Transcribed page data
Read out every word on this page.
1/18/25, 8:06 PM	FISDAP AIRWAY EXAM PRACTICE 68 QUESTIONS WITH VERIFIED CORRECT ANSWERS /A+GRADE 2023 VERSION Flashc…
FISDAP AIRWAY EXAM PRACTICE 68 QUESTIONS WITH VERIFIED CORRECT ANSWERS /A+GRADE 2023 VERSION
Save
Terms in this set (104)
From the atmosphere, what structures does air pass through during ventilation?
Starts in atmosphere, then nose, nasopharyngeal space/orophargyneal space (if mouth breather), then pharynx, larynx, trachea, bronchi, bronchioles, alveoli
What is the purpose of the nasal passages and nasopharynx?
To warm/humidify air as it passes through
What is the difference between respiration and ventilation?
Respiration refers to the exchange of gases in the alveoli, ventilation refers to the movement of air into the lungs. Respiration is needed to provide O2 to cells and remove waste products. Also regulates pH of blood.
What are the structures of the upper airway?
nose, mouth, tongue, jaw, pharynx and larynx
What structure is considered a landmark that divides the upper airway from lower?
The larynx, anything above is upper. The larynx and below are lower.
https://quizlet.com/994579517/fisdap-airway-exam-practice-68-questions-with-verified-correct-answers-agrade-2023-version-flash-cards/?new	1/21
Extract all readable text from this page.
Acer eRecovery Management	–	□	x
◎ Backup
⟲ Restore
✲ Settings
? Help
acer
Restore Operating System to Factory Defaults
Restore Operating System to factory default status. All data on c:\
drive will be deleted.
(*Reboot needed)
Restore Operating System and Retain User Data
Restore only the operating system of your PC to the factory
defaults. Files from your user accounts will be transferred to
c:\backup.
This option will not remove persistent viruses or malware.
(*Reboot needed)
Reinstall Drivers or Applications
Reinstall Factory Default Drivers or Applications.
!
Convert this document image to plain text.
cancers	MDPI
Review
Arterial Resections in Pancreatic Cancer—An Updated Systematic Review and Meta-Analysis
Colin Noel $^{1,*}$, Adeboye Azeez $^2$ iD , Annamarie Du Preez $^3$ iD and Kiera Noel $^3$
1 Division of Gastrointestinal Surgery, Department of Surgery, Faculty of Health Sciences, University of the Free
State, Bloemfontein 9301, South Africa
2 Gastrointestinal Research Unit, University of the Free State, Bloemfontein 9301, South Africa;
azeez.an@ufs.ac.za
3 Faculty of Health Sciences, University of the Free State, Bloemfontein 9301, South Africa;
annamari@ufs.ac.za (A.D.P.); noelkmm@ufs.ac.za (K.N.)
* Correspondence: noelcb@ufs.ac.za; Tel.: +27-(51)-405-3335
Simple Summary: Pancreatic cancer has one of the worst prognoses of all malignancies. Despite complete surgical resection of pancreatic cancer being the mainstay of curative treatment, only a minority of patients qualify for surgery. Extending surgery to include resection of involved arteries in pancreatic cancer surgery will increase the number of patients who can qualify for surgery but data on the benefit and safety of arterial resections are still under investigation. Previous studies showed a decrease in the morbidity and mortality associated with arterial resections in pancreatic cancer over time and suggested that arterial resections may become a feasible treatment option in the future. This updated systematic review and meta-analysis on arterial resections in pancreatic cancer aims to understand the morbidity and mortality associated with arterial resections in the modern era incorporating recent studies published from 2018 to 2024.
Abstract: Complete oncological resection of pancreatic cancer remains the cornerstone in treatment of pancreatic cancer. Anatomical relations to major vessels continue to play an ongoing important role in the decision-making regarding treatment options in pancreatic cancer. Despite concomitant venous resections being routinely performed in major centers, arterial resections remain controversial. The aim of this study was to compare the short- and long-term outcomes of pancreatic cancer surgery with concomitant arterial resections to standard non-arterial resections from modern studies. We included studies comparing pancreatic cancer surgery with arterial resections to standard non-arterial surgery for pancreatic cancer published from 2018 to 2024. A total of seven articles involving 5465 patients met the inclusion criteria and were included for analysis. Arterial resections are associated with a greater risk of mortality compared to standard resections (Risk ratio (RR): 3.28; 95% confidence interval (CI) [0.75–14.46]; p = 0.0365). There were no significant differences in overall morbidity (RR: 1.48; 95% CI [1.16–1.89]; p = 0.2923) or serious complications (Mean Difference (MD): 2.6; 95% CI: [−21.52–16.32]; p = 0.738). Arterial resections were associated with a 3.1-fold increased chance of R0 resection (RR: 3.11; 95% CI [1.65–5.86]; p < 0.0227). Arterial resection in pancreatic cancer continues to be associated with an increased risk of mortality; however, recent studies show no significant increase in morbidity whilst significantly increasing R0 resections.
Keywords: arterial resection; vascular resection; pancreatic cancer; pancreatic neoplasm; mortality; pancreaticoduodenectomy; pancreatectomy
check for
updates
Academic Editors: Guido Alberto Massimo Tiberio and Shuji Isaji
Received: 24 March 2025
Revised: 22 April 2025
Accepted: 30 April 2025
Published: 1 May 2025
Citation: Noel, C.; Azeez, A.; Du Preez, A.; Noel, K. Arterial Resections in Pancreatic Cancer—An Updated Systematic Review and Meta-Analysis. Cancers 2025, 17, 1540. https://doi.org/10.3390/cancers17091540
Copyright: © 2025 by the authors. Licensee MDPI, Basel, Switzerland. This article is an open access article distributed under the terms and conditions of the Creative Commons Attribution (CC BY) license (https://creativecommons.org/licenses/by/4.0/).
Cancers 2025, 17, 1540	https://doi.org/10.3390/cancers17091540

[What is expected]
The answer is a single number: how many lines in the data above hold the string "through".

[Result for this exercise]
2